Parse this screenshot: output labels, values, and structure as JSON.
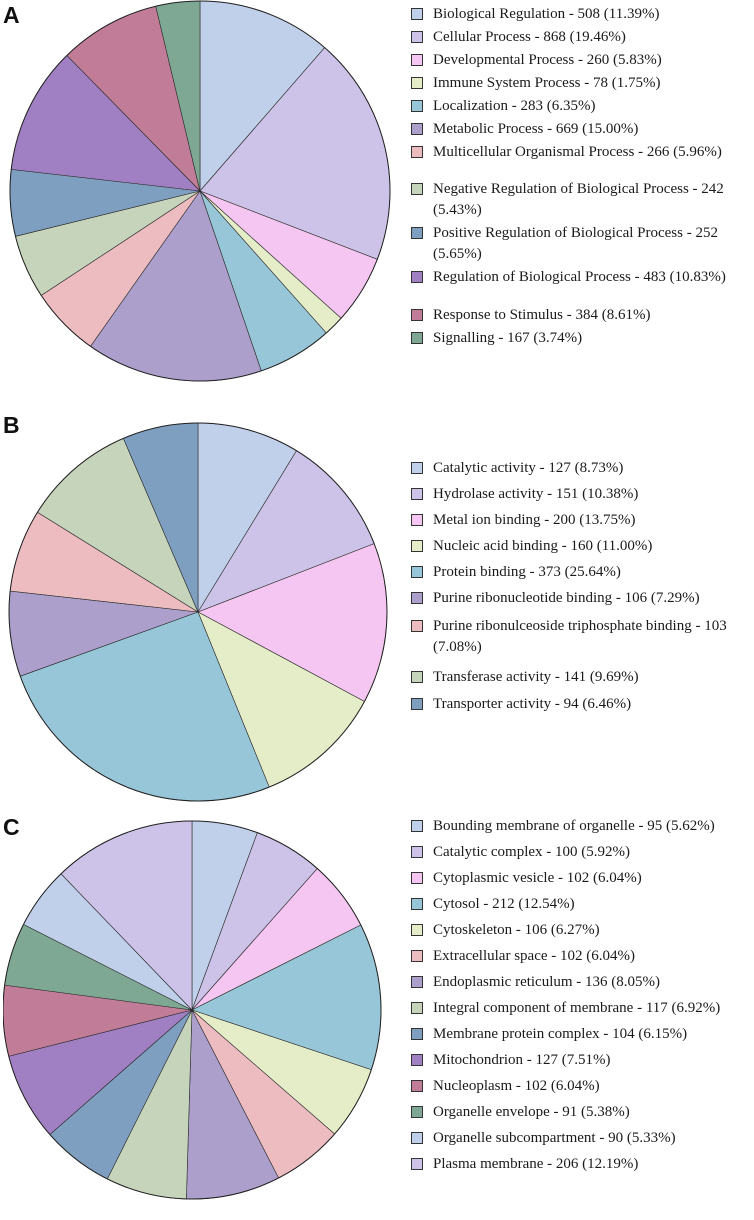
{
  "panels": {
    "a": {
      "letter": "A"
    },
    "b": {
      "letter": "B"
    },
    "c": {
      "letter": "C"
    }
  },
  "chart_data": [
    {
      "type": "pie",
      "panel": "A",
      "title": "",
      "start": "12 o'clock, clockwise",
      "categories": [
        "Biological Regulation",
        "Cellular Process",
        "Developmental Process",
        "Immune System Process",
        "Localization",
        "Metabolic Process",
        "Multicellular Organismal Process",
        "Negative Regulation of Biological Process",
        "Positive Regulation of Biological Process",
        "Regulation of Biological Process",
        "Response to Stimulus",
        "Signalling"
      ],
      "values": [
        508,
        868,
        260,
        78,
        283,
        669,
        266,
        242,
        252,
        483,
        384,
        167
      ],
      "percents": [
        11.39,
        19.46,
        5.83,
        1.75,
        6.35,
        15.0,
        5.96,
        5.43,
        5.65,
        10.83,
        8.61,
        3.74
      ],
      "colors": [
        "#c0d0eb",
        "#cdc2e7",
        "#f4c6f1",
        "#e4edc7",
        "#97c6d8",
        "#ac9fcc",
        "#edbcc1",
        "#c6d4bc",
        "#7f9fc1",
        "#a07fc2",
        "#c17d98",
        "#7ea893"
      ],
      "legend": [
        "Biological Regulation - 508 (11.39%)",
        "Cellular Process - 868 (19.46%)",
        "Developmental Process - 260 (5.83%)",
        "Immune System Process - 78 (1.75%)",
        "Localization - 283 (6.35%)",
        "Metabolic Process - 669 (15.00%)",
        "Multicellular Organismal Process - 266 (5.96%)",
        "Negative Regulation of Biological Process - 242 (5.43%)",
        "Positive Regulation of Biological Process - 252 (5.65%)",
        "Regulation of Biological Process - 483 (10.83%)",
        "Response to Stimulus - 384 (8.61%)",
        "Signalling - 167 (3.74%)"
      ]
    },
    {
      "type": "pie",
      "panel": "B",
      "title": "",
      "start": "12 o'clock, clockwise",
      "categories": [
        "Catalytic activity",
        "Hydrolase activity",
        "Metal ion binding",
        "Nucleic acid binding",
        "Protein binding",
        "Purine ribonucleotide binding",
        "Purine ribonulceoside triphosphate binding",
        "Transferase activity",
        "Transporter activity"
      ],
      "values": [
        127,
        151,
        200,
        160,
        373,
        106,
        103,
        141,
        94
      ],
      "percents": [
        8.73,
        10.38,
        13.75,
        11.0,
        25.64,
        7.29,
        7.08,
        9.69,
        6.46
      ],
      "colors": [
        "#c0d0eb",
        "#cdc2e7",
        "#f4c6f1",
        "#e4edc7",
        "#97c6d8",
        "#ac9fcc",
        "#edbcc1",
        "#c6d4bc",
        "#7f9fc1"
      ],
      "legend": [
        "Catalytic activity - 127 (8.73%)",
        "Hydrolase activity - 151 (10.38%)",
        "Metal ion binding - 200 (13.75%)",
        "Nucleic acid binding - 160 (11.00%)",
        "Protein binding - 373 (25.64%)",
        "Purine ribonucleotide binding - 106 (7.29%)",
        "Purine ribonulceoside triphosphate binding - 103 (7.08%)",
        "Transferase activity - 141 (9.69%)",
        "Transporter activity - 94 (6.46%)"
      ]
    },
    {
      "type": "pie",
      "panel": "C",
      "title": "",
      "start": "12 o'clock, clockwise",
      "categories": [
        "Bounding membrane of organelle",
        "Catalytic complex",
        "Cytoplasmic vesicle",
        "Cytosol",
        "Cytoskeleton",
        "Extracellular space",
        "Endoplasmic reticulum",
        "Integral component of membrane",
        "Membrane protein complex",
        "Mitochondrion",
        "Nucleoplasm",
        "Organelle envelope",
        "Organelle subcompartment",
        "Plasma membrane"
      ],
      "values": [
        95,
        100,
        102,
        212,
        106,
        102,
        136,
        117,
        104,
        127,
        102,
        91,
        90,
        206
      ],
      "percents": [
        5.62,
        5.92,
        6.04,
        12.54,
        6.27,
        6.04,
        8.05,
        6.92,
        6.15,
        7.51,
        6.04,
        5.38,
        5.33,
        12.19
      ],
      "colors": [
        "#c0d0eb",
        "#cdc2e7",
        "#f4c6f1",
        "#97c6d8",
        "#e4edc7",
        "#edbcc1",
        "#ac9fcc",
        "#c6d4bc",
        "#7f9fc1",
        "#a07fc2",
        "#c17d98",
        "#7ea893",
        "#c0d0eb",
        "#cdc2e7"
      ],
      "legend": [
        "Bounding membrane of organelle - 95 (5.62%)",
        "Catalytic complex - 100 (5.92%)",
        "Cytoplasmic vesicle - 102 (6.04%)",
        "Cytosol - 212 (12.54%)",
        "Cytoskeleton - 106 (6.27%)",
        "Extracellular space - 102 (6.04%)",
        "Endoplasmic reticulum - 136 (8.05%)",
        "Integral component of membrane - 117 (6.92%)",
        "Membrane protein complex - 104 (6.15%)",
        "Mitochondrion - 127 (7.51%)",
        "Nucleoplasm - 102 (6.04%)",
        "Organelle envelope - 91 (5.38%)",
        "Organelle subcompartment - 90 (5.33%)",
        "Plasma membrane - 206 (12.19%)"
      ]
    }
  ]
}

########################################

Although the records include pictures, the copy should reproduce every line exactly and none of the pictures.

#### Answer to this exercise
Parse this screenshot: output labels, values, and structure as JSON.
{
  "panels": {
    "a": {
      "letter": "A"
    },
    "b": {
      "letter": "B"
    },
    "c": {
      "letter": "C"
    }
  },
  "chart_data": [
    {
      "type": "pie",
      "panel": "A",
      "title": "",
      "start": "12 o'clock, clockwise",
      "categories": [
        "Biological Regulation",
        "Cellular Process",
        "Developmental Process",
        "Immune System Process",
        "Localization",
        "Metabolic Process",
        "Multicellular Organismal Process",
        "Negative Regulation of Biological Process",
        "Positive Regulation of Biological Process",
        "Regulation of Biological Process",
        "Response to Stimulus",
        "Signalling"
      ],
      "values": [
        508,
        868,
        260,
        78,
        283,
        669,
        266,
        242,
        252,
        483,
        384,
        167
      ],
      "percents": [
        11.39,
        19.46,
        5.83,
        1.75,
        6.35,
        15.0,
        5.96,
        5.43,
        5.65,
        10.83,
        8.61,
        3.74
      ],
      "colors": [
        "#c0d0eb",
        "#cdc2e7",
        "#f4c6f1",
        "#e4edc7",
        "#97c6d8",
        "#ac9fcc",
        "#edbcc1",
        "#c6d4bc",
        "#7f9fc1",
        "#a07fc2",
        "#c17d98",
        "#7ea893"
      ],
      "legend": [
        "Biological Regulation - 508 (11.39%)",
        "Cellular Process - 868 (19.46%)",
        "Developmental Process - 260 (5.83%)",
        "Immune System Process - 78 (1.75%)",
        "Localization - 283 (6.35%)",
        "Metabolic Process - 669 (15.00%)",
        "Multicellular Organismal Process - 266 (5.96%)",
        "Negative Regulation of Biological Process - 242 (5.43%)",
        "Positive Regulation of Biological Process - 252 (5.65%)",
        "Regulation of Biological Process - 483 (10.83%)",
        "Response to Stimulus - 384 (8.61%)",
        "Signalling - 167 (3.74%)"
      ]
    },
    {
      "type": "pie",
      "panel": "B",
      "title": "",
      "start": "12 o'clock, clockwise",
      "categories": [
        "Catalytic activity",
        "Hydrolase activity",
        "Metal ion binding",
        "Nucleic acid binding",
        "Protein binding",
        "Purine ribonucleotide binding",
        "Purine ribonulceoside triphosphate binding",
        "Transferase activity",
        "Transporter activity"
      ],
      "values": [
        127,
        151,
        200,
        160,
        373,
        106,
        103,
        141,
        94
      ],
      "percents": [
        8.73,
        10.38,
        13.75,
        11.0,
        25.64,
        7.29,
        7.08,
        9.69,
        6.46
      ],
      "colors": [
        "#c0d0eb",
        "#cdc2e7",
        "#f4c6f1",
        "#e4edc7",
        "#97c6d8",
        "#ac9fcc",
        "#edbcc1",
        "#c6d4bc",
        "#7f9fc1"
      ],
      "legend": [
        "Catalytic activity - 127 (8.73%)",
        "Hydrolase activity - 151 (10.38%)",
        "Metal ion binding - 200 (13.75%)",
        "Nucleic acid binding - 160 (11.00%)",
        "Protein binding - 373 (25.64%)",
        "Purine ribonucleotide binding - 106 (7.29%)",
        "Purine ribonulceoside triphosphate binding - 103 (7.08%)",
        "Transferase activity - 141 (9.69%)",
        "Transporter activity - 94 (6.46%)"
      ]
    },
    {
      "type": "pie",
      "panel": "C",
      "title": "",
      "start": "12 o'clock, clockwise",
      "categories": [
        "Bounding membrane of organelle",
        "Catalytic complex",
        "Cytoplasmic vesicle",
        "Cytosol",
        "Cytoskeleton",
        "Extracellular space",
        "Endoplasmic reticulum",
        "Integral component of membrane",
        "Membrane protein complex",
        "Mitochondrion",
        "Nucleoplasm",
        "Organelle envelope",
        "Organelle subcompartment",
        "Plasma membrane"
      ],
      "values": [
        95,
        100,
        102,
        212,
        106,
        102,
        136,
        117,
        104,
        127,
        102,
        91,
        90,
        206
      ],
      "percents": [
        5.62,
        5.92,
        6.04,
        12.54,
        6.27,
        6.04,
        8.05,
        6.92,
        6.15,
        7.51,
        6.04,
        5.38,
        5.33,
        12.19
      ],
      "colors": [
        "#c0d0eb",
        "#cdc2e7",
        "#f4c6f1",
        "#97c6d8",
        "#e4edc7",
        "#edbcc1",
        "#ac9fcc",
        "#c6d4bc",
        "#7f9fc1",
        "#a07fc2",
        "#c17d98",
        "#7ea893",
        "#c0d0eb",
        "#cdc2e7"
      ],
      "legend": [
        "Bounding membrane of organelle - 95 (5.62%)",
        "Catalytic complex - 100 (5.92%)",
        "Cytoplasmic vesicle - 102 (6.04%)",
        "Cytosol - 212 (12.54%)",
        "Cytoskeleton - 106 (6.27%)",
        "Extracellular space - 102 (6.04%)",
        "Endoplasmic reticulum - 136 (8.05%)",
        "Integral component of membrane - 117 (6.92%)",
        "Membrane protein complex - 104 (6.15%)",
        "Mitochondrion - 127 (7.51%)",
        "Nucleoplasm - 102 (6.04%)",
        "Organelle envelope - 91 (5.38%)",
        "Organelle subcompartment - 90 (5.33%)",
        "Plasma membrane - 206 (12.19%)"
      ]
    }
  ]
}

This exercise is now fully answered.